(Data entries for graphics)
::::
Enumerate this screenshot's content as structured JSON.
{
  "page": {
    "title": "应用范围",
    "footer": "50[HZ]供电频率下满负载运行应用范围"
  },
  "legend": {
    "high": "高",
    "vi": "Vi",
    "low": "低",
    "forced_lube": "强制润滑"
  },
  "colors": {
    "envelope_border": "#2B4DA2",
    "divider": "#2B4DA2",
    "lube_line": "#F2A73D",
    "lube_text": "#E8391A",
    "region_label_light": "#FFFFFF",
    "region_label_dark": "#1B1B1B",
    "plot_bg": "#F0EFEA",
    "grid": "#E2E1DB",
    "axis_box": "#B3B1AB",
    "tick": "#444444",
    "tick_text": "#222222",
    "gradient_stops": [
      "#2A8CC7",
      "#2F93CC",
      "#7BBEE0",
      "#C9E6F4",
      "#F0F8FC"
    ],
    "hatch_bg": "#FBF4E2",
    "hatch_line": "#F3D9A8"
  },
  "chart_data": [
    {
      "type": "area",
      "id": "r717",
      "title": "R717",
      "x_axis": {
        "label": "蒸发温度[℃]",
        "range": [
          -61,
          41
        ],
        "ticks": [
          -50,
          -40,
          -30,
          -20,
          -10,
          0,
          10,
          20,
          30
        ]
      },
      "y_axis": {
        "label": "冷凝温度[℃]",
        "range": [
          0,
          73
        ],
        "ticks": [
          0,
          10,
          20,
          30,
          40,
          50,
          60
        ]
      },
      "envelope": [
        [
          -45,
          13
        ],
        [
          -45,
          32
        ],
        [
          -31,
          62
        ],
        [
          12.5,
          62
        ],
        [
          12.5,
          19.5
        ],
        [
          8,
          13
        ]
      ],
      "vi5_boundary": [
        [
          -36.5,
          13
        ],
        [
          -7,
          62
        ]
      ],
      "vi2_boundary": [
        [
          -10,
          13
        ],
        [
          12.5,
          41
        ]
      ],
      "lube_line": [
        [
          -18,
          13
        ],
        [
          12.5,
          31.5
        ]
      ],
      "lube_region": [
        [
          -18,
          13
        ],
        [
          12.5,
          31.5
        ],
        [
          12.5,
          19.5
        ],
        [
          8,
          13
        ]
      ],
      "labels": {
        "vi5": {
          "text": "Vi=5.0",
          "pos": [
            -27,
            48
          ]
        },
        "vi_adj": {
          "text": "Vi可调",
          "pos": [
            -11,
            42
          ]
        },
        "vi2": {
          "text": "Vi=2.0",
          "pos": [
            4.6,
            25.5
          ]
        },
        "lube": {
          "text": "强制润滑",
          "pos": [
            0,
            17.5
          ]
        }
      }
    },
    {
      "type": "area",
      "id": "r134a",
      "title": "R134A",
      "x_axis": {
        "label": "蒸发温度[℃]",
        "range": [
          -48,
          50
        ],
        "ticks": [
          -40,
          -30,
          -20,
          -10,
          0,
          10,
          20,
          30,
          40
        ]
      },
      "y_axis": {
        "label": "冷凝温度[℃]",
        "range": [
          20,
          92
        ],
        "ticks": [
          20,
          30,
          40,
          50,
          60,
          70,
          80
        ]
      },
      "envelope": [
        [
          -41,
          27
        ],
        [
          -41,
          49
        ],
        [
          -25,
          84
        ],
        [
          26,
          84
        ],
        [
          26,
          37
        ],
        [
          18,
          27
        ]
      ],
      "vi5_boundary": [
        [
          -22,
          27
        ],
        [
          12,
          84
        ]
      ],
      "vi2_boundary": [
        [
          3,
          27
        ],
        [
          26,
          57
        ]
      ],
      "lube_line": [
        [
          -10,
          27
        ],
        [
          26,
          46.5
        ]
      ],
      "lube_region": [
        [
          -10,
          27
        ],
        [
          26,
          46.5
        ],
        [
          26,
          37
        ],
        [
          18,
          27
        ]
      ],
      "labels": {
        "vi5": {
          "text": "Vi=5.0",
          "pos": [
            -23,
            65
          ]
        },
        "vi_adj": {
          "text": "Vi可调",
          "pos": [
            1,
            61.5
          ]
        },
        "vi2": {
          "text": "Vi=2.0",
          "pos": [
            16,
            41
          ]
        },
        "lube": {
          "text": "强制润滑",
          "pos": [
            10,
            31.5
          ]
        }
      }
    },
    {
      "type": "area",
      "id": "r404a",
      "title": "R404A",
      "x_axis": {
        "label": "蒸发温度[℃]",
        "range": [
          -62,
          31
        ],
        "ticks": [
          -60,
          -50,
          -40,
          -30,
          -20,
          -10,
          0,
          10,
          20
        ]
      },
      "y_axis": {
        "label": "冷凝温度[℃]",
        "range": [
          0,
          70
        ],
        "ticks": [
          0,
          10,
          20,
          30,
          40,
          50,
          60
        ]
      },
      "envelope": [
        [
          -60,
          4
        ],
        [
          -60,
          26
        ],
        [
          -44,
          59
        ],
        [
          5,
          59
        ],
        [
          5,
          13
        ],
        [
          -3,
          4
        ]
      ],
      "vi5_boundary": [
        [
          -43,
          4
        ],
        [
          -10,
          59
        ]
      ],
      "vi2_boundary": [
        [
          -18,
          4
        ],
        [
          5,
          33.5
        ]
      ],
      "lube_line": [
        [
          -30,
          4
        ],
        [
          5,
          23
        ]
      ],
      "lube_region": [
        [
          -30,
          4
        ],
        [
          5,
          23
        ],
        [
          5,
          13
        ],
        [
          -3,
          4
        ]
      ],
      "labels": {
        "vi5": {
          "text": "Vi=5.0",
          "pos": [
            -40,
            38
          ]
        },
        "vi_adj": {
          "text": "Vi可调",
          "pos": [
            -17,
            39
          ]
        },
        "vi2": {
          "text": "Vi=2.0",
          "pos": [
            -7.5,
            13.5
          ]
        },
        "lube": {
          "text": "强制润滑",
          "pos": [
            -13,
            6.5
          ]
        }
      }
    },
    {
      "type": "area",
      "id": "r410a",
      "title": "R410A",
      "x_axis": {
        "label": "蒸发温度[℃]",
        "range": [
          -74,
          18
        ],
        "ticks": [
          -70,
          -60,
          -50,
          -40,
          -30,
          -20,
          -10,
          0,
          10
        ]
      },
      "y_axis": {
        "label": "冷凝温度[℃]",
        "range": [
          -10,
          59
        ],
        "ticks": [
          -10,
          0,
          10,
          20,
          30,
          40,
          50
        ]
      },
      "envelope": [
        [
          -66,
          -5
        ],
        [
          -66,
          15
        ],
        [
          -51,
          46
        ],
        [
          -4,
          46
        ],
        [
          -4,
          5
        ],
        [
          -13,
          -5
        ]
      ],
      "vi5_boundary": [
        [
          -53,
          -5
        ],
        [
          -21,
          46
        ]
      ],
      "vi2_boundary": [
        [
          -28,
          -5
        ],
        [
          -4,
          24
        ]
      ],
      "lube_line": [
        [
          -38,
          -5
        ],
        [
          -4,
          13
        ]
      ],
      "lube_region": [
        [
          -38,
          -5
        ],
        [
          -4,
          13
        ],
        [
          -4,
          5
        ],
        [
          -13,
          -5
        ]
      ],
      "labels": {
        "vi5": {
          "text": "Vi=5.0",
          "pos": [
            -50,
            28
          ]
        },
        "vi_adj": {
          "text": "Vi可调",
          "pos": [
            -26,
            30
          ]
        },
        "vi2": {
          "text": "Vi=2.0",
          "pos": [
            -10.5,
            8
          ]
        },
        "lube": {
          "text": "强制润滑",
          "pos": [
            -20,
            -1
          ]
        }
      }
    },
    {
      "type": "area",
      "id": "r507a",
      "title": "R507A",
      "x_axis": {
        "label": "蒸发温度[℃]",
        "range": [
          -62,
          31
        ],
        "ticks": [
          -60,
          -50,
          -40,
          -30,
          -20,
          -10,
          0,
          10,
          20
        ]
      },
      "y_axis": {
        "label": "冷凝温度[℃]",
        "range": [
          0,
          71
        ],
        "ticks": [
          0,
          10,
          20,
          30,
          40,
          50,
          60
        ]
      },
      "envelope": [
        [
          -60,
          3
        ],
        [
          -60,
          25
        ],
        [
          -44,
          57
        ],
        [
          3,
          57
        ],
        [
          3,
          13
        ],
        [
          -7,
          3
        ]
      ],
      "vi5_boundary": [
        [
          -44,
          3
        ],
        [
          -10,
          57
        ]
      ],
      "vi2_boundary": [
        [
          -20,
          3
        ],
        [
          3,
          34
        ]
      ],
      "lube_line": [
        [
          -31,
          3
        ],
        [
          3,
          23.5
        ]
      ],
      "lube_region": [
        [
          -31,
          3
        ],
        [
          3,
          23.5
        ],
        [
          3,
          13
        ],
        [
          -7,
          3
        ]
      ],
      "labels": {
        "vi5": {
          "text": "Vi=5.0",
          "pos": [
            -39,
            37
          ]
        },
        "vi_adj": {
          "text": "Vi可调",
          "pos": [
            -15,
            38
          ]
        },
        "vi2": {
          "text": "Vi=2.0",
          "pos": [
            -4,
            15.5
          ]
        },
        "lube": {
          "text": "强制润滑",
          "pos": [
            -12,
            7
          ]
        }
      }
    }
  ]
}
::::
* [Problem requirements]:
Where a line in the entries holds "title", copy that line.

* [Worked solution]:
    "title": "应用范围",
      "title": "R717",
      "title": "R134A",
      "title": "R404A",
      "title": "R410A",
      "title": "R507A",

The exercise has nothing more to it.